═══ GIVEN TEXT

Thank you. At this time we'll be conducting a Question-and-Answer session. (Operator Instructions) Our first question comes from the line of Louise Chen with Cantor Fitzgerald. Please proceed with your question.

Louise Chen -- Cantor Fitzgerald & Co -- Analyst

Hi. Thanks for taking my questions, and congratulations on a strong quarter. I had a few questions here. So with respect to your prior guidance of $350 million for the year, I didn't hear that you had updated that. Just curious if that is the guidance that we should still adhere to, as we model for the rest of the year going forward? So any color on that would be helpful.

Secondly, with respect to Vascepa, do you -- are you looking to file any additional patents given the good results of the REDUCE-IT study?

And then third question I had, I get this question a lot, was on how proprietary your supply chain is? And if that's a competitive advantage for you? Thank you.

John Thero -- President and Chief Executive Officer

Louise, it's John. Good morning. Thanks for the nice comments. With respect to guidance, we're still very early here in the launch. We talked about our sales reps being out to most to the targets for in that two to three time range. We're pleased that our growth in the first quarter exceeded 50%. Last year's first quarter was the lowest of the quarters for the year. The hurdles get higher as we go forward. We've not changed our revenue guidance for the year. That guidance does assume that as we expect a standard 10-month review clock for our sNDA filing. Were that to change, I'm not suggesting it would, but were that to change, we could revisit guidance at that point. But at this point we are not changed. We have not changed the guidance for revenues for the year.

With respect to supply, the manufacture of Vascepa is very difficult. The -- we've scoured the world trying to find the best suppliers. We work with companies. It's numbers of them have failed on early attempts to manufacture Vascepa. We know that when there was a generic Lovaza that came into market, there were manufacturing issues at the beginning. So we are -- we do think that being able to produce this difficult-to- manufacture product and to be able to produce it, cost effectively is important. And we are using the capacity of our suppliers pretty completely at this point in time. We've not updated yet our guidance relative to our overall capacity. But we are working towards what could be a doubling or tripling of that potential overall capacity. The earliest plans therefore, being more definitively in place before the end of this year. So I do think it is a competitive advantage and those suppliers are beholden to us.

With respect to patents, we have submitted a number of patents off of the REDUCE-IT results. This is the first ever study in a important population. We do believe that there were surprising and unexpected findings in which we've had -- file spend. We have had some patents granted to us based upon outcomes for treatment of this patient population. But there are additional patents on file and our experienced IP team continues to scour the data and look for further patents. There’s actually quite a few of them. So I'm not going to go through them all and particularly not the ones that haven't granted, but – but yes, lots of patents.

══════
═══ PROVIDED RECORDS

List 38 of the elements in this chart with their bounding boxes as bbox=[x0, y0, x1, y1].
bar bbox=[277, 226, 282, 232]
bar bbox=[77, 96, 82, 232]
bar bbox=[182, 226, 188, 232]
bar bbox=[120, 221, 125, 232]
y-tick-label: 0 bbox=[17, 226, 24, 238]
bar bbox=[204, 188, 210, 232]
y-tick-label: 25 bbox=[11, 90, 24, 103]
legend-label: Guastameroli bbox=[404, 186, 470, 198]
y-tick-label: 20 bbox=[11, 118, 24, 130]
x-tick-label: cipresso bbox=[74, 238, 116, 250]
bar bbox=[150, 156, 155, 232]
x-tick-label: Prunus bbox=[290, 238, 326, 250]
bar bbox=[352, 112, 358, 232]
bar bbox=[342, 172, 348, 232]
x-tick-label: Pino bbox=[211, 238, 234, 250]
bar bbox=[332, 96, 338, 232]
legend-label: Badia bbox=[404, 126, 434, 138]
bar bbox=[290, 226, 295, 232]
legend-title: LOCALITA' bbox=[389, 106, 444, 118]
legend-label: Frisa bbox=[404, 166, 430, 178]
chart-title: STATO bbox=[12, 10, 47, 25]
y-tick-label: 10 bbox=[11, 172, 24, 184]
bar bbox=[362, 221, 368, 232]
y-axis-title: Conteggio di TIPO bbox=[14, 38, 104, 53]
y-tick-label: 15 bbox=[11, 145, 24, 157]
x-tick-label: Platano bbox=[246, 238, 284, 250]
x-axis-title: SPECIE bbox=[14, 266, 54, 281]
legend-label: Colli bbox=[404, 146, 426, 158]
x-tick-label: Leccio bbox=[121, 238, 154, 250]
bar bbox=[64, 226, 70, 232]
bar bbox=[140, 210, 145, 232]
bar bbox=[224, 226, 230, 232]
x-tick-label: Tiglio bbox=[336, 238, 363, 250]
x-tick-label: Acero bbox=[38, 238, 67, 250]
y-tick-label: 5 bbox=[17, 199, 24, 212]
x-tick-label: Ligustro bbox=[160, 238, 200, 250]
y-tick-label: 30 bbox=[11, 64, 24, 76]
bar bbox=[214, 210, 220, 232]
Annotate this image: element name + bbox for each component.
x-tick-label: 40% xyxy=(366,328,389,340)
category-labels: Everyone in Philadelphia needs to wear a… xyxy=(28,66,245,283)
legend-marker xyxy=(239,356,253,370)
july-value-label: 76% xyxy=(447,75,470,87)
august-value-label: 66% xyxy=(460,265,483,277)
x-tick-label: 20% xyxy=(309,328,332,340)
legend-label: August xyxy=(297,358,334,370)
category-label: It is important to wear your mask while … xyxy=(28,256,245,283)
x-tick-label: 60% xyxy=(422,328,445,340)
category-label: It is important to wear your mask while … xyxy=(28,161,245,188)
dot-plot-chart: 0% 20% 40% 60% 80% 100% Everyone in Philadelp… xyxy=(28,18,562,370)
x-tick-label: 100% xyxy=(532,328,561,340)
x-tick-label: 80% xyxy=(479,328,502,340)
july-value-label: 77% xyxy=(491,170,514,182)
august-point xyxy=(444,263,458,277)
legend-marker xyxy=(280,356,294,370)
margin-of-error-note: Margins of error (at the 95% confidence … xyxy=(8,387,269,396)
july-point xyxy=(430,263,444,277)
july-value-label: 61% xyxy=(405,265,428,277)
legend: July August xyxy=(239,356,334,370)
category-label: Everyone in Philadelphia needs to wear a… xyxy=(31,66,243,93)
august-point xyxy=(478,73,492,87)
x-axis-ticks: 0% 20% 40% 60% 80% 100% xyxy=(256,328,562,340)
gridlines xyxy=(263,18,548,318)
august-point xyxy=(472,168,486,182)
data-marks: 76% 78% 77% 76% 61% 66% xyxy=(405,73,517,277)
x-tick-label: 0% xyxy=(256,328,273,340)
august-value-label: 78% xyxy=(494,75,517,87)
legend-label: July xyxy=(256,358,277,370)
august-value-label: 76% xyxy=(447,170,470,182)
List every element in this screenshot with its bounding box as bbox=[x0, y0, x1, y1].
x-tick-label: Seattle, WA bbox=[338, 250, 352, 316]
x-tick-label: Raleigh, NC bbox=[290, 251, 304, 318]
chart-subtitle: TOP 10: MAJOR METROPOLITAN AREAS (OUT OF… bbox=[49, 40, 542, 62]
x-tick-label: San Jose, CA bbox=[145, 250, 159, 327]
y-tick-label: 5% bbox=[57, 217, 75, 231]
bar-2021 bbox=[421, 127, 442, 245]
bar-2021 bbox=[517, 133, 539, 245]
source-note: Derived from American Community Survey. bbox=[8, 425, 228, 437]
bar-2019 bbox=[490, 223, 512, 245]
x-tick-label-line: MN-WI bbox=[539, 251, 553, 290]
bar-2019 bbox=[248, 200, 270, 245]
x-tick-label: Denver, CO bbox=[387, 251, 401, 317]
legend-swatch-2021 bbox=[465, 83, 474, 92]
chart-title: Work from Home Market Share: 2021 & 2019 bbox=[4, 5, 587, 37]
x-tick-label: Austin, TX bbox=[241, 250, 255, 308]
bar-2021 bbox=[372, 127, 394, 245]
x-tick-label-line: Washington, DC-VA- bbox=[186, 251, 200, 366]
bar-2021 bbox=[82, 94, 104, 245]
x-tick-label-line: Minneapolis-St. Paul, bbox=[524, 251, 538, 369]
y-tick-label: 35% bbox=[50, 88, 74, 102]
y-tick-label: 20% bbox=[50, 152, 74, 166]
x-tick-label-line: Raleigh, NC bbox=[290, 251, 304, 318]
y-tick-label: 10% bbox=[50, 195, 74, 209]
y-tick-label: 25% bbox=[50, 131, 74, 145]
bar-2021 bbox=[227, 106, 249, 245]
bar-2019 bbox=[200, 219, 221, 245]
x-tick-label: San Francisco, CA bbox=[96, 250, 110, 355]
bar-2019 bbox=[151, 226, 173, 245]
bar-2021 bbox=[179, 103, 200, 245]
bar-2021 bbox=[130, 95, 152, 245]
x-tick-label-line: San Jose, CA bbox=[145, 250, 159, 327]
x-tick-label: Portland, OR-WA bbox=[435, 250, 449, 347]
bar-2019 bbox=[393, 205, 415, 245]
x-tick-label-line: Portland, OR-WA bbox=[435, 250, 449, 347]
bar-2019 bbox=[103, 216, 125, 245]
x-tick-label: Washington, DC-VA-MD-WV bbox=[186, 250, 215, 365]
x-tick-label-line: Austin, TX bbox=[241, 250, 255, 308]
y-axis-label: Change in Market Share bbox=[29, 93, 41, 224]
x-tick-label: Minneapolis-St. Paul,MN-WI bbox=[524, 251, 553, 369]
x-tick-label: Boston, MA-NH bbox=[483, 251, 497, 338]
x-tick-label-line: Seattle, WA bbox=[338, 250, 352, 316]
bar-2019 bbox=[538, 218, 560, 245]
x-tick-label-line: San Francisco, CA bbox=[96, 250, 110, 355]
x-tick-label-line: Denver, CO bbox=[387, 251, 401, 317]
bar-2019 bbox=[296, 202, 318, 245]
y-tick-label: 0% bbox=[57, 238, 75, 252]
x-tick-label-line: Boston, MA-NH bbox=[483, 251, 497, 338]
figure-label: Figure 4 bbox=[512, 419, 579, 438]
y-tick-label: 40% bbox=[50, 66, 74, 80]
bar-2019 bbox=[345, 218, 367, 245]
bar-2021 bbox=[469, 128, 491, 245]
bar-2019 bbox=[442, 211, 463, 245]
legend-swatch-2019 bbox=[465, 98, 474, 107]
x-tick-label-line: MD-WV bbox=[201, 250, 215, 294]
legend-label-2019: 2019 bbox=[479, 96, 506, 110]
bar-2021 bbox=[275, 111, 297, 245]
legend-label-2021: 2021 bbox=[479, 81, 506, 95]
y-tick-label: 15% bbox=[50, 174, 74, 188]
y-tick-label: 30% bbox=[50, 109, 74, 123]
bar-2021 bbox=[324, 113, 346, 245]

══════

= EXERCISE =
Pick up the Vascepa earnings call transcript after its last sentence and carry the Q&A session forward.

= RESPONSE =
Louise Chen -- Cantor Fitzgerald & Co -- Analyst

Okay. Can I just have a quick follow-up. Thank you for that. On the guidance question, so I guess to me it sounds like you're being a little bit conservative, given where the script trends are headed and the fact that there were some offsets even in the good script trend in the first quarter. So any color from that front? If you don't want to comment, it's fine, but I'm just asking , because it just seems like the $350 million probably is going to come in low relative to where the scripts are headed? Thank you.

John Thero -- President and Chief Executive Officer

Yeah. Growing any business when you don't yet have label expansion and we're restricted with regard to what we're talking about. Growing something by greater than 50%, we think is a sizable number. I like your optimism, but we're really early and still in what we're doing and like a little more of a runway here before we would reach a similar degree of optimism. So I know our sales force is out there, they're getting terrific feedback from customers, but these docs haven't had a practice changing new therapy in a long time. And while they appreciate the data for REDUCE-IT, how quickly they implement this for their patients and how broadly they implement this for their patients, still a lot of unknowns out there. And if we compare our growth after outcomes data to the growth that we've seen, for example, some of the diabetes medicines and PCSK-9s etc., we're sort of out and ahead of the pack on that. So I don't want to get it too far out over our skis, particularly in that we don't yet have a label. So I hope you're right, but it's still early.

Louise Chen -- Cantor Fitzgerald & Co -- Analyst

Okay. Thank you.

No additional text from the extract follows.